## Direction
Transcribe each line of the material as it is, and drop any picture.

## Data shown
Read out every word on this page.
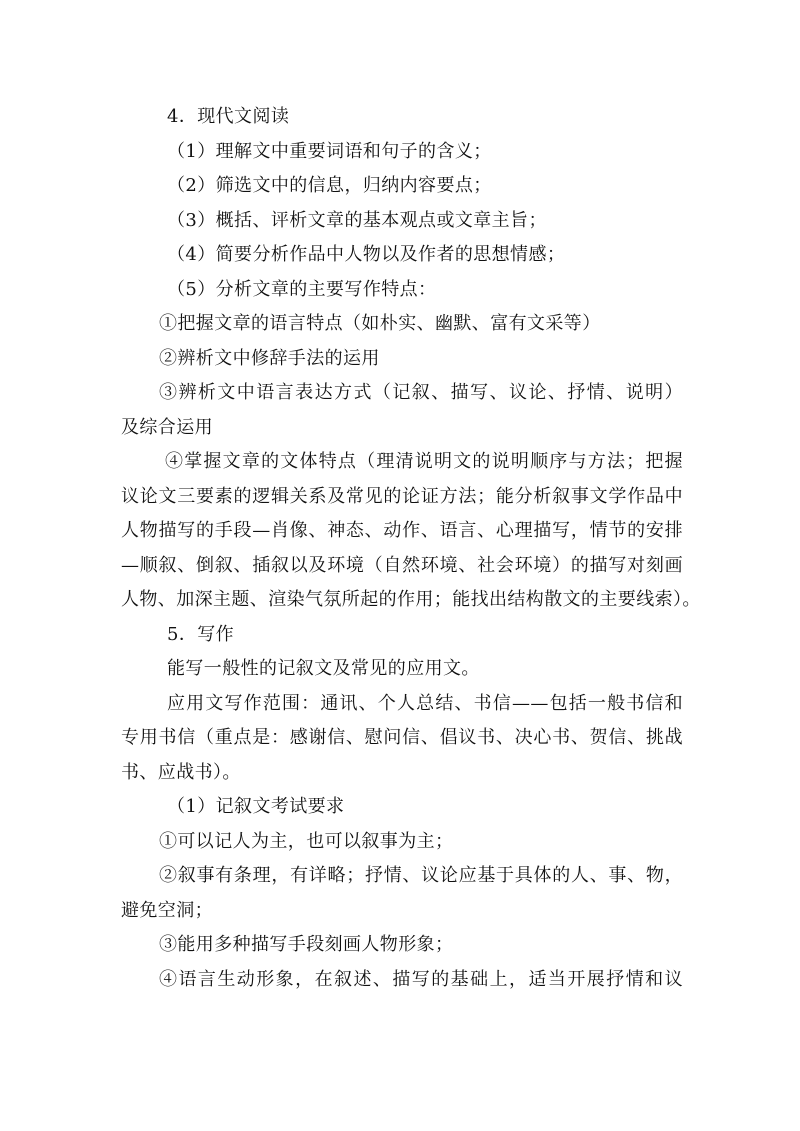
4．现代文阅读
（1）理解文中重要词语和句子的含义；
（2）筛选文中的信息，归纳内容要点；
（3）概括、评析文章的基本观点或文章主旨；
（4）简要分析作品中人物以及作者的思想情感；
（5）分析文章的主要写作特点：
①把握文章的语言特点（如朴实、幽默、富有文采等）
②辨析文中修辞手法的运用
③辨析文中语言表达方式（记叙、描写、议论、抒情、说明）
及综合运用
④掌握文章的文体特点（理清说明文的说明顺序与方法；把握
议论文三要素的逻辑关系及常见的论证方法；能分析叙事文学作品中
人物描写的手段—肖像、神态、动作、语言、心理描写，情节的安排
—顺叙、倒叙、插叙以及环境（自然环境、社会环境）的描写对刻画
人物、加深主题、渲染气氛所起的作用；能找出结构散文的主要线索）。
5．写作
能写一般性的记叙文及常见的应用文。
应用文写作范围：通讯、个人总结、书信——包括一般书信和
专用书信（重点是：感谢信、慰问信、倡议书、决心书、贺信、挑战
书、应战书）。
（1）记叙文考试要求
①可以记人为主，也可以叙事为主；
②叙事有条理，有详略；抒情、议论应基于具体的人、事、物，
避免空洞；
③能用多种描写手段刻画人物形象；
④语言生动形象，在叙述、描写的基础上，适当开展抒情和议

## Written answer
Read out every word on this page.
4．现代文阅读
（1）理解文中重要词语和句子的含义；
（2）筛选文中的信息，归纳内容要点；
（3）概括、评析文章的基本观点或文章主旨；
（4）简要分析作品中人物以及作者的思想情感；
（5）分析文章的主要写作特点：
①把握文章的语言特点（如朴实、幽默、富有文采等）
②辨析文中修辞手法的运用
③辨析文中语言表达方式（记叙、描写、议论、抒情、说明）
及综合运用
④掌握文章的文体特点（理清说明文的说明顺序与方法；把握
议论文三要素的逻辑关系及常见的论证方法；能分析叙事文学作品中
人物描写的手段—肖像、神态、动作、语言、心理描写，情节的安排
—顺叙、倒叙、插叙以及环境（自然环境、社会环境）的描写对刻画
人物、加深主题、渲染气氛所起的作用；能找出结构散文的主要线索）。
5．写作
能写一般性的记叙文及常见的应用文。
应用文写作范围：通讯、个人总结、书信——包括一般书信和
专用书信（重点是：感谢信、慰问信、倡议书、决心书、贺信、挑战
书、应战书）。
（1）记叙文考试要求
①可以记人为主，也可以叙事为主；
②叙事有条理，有详略；抒情、议论应基于具体的人、事、物，
避免空洞；
③能用多种描写手段刻画人物形象；
④语言生动形象，在叙述、描写的基础上，适当开展抒情和议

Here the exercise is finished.